§ Exercise: Reproduce the material below, changing every instance of "data-point" to "data point" and keeping all other text as it stands.

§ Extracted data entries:
╔══
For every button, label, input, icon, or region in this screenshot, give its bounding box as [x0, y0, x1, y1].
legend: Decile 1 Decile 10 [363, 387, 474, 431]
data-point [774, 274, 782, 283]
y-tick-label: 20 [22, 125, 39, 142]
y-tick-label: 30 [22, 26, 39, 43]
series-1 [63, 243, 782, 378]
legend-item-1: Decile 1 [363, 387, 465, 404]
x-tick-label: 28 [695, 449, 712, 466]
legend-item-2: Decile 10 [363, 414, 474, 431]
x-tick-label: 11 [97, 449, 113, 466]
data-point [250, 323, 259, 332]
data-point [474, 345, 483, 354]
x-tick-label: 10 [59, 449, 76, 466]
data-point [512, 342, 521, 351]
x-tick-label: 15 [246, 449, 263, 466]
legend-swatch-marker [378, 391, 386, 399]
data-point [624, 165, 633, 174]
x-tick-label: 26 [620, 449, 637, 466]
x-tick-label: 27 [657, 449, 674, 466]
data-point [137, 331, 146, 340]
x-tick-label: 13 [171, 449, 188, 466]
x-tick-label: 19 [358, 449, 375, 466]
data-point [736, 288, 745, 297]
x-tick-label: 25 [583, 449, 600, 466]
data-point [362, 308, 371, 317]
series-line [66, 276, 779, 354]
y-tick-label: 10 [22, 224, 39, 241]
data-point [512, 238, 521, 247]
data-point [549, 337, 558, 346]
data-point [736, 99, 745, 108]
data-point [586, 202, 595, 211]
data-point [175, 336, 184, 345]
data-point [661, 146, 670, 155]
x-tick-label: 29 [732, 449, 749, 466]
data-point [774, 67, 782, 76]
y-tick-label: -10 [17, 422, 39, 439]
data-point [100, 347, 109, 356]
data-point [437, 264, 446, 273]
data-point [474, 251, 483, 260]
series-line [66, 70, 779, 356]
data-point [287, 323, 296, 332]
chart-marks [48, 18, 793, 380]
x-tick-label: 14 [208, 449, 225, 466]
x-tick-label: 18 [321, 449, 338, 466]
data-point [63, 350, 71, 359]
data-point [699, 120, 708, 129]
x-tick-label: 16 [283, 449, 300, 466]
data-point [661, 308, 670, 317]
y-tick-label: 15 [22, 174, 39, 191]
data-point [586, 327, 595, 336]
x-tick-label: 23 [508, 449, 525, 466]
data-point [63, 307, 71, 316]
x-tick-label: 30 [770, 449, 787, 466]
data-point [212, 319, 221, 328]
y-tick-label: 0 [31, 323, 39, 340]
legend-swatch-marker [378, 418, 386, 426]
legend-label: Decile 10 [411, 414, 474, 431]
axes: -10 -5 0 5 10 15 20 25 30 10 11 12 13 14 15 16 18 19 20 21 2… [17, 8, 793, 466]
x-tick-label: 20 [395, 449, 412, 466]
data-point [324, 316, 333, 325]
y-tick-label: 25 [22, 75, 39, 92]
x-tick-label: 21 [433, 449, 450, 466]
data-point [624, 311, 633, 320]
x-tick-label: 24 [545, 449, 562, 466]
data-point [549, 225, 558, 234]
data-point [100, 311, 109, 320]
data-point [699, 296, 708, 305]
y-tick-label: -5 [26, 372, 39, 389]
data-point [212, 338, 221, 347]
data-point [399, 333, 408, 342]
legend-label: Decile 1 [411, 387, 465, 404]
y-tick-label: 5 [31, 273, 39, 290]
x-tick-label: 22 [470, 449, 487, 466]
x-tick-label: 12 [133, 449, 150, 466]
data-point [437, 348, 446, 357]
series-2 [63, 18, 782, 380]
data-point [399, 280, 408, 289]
╚══
§ Task result:
For every button, label, input, icon, or region in this screenshot, give its bounding box as [x0, y0, x1, y1].
legend: Decile 1 Decile 10 [363, 387, 474, 431]
data point [774, 274, 782, 283]
y-tick-label: 20 [22, 125, 39, 142]
y-tick-label: 30 [22, 26, 39, 43]
series-1 [63, 243, 782, 378]
legend-item-1: Decile 1 [363, 387, 465, 404]
x-tick-label: 28 [695, 449, 712, 466]
legend-item-2: Decile 10 [363, 414, 474, 431]
x-tick-label: 11 [97, 449, 113, 466]
data point [250, 323, 259, 332]
data point [474, 345, 483, 354]
x-tick-label: 10 [59, 449, 76, 466]
data point [512, 342, 521, 351]
x-tick-label: 15 [246, 449, 263, 466]
legend-swatch-marker [378, 391, 386, 399]
data point [624, 165, 633, 174]
x-tick-label: 26 [620, 449, 637, 466]
x-tick-label: 27 [657, 449, 674, 466]
data point [137, 331, 146, 340]
x-tick-label: 13 [171, 449, 188, 466]
x-tick-label: 19 [358, 449, 375, 466]
data point [736, 288, 745, 297]
x-tick-label: 25 [583, 449, 600, 466]
data point [362, 308, 371, 317]
series-line [66, 276, 779, 354]
y-tick-label: 10 [22, 224, 39, 241]
data point [512, 238, 521, 247]
data point [549, 337, 558, 346]
data point [736, 99, 745, 108]
data point [586, 202, 595, 211]
data point [175, 336, 184, 345]
data point [661, 146, 670, 155]
x-tick-label: 29 [732, 449, 749, 466]
data point [774, 67, 782, 76]
y-tick-label: -10 [17, 422, 39, 439]
data point [100, 347, 109, 356]
data point [437, 264, 446, 273]
data point [474, 251, 483, 260]
series-line [66, 70, 779, 356]
data point [287, 323, 296, 332]
chart-marks [48, 18, 793, 380]
x-tick-label: 14 [208, 449, 225, 466]
x-tick-label: 18 [321, 449, 338, 466]
data point [63, 350, 71, 359]
data point [699, 120, 708, 129]
x-tick-label: 16 [283, 449, 300, 466]
data point [661, 308, 670, 317]
y-tick-label: 15 [22, 174, 39, 191]
data point [586, 327, 595, 336]
x-tick-label: 23 [508, 449, 525, 466]
data point [63, 307, 71, 316]
x-tick-label: 30 [770, 449, 787, 466]
data point [212, 319, 221, 328]
y-tick-label: 0 [31, 323, 39, 340]
legend-swatch-marker [378, 418, 386, 426]
legend-label: Decile 10 [411, 414, 474, 431]
axes: -10 -5 0 5 10 15 20 25 30 10 11 12 13 14 15 16 18 19 20 21 2… [17, 8, 793, 466]
x-tick-label: 20 [395, 449, 412, 466]
data point [324, 316, 333, 325]
y-tick-label: 25 [22, 75, 39, 92]
x-tick-label: 21 [433, 449, 450, 466]
data point [624, 311, 633, 320]
x-tick-label: 24 [545, 449, 562, 466]
data point [549, 225, 558, 234]
data point [100, 311, 109, 320]
data point [699, 296, 708, 305]
y-tick-label: -5 [26, 372, 39, 389]
data point [212, 338, 221, 347]
data point [399, 333, 408, 342]
legend-label: Decile 1 [411, 387, 465, 404]
y-tick-label: 5 [31, 273, 39, 290]
x-tick-label: 22 [470, 449, 487, 466]
x-tick-label: 12 [133, 449, 150, 466]
data point [437, 348, 446, 357]
series-2 [63, 18, 782, 380]
data point [399, 280, 408, 289]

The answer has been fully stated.